• **INFORMATION SUPPLIED**
<<<<

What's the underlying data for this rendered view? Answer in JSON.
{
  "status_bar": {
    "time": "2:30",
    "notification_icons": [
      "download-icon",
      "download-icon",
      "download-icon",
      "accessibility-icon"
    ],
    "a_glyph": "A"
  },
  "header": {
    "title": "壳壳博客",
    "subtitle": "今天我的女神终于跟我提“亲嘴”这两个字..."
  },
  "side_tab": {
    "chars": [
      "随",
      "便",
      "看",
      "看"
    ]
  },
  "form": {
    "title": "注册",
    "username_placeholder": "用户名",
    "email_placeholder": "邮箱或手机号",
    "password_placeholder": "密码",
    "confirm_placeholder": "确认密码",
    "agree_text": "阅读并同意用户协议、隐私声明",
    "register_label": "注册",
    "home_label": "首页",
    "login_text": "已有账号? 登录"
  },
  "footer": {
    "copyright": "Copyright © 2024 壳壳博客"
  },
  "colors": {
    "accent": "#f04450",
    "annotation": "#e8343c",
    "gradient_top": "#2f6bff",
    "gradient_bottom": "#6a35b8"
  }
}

>>>>

Each line holding "壳壳博客" must be found and copied.

• **WRITTEN ANSWER**
    "title": "壳壳博客",
    "copyright": "Copyright © 2024 壳壳博客"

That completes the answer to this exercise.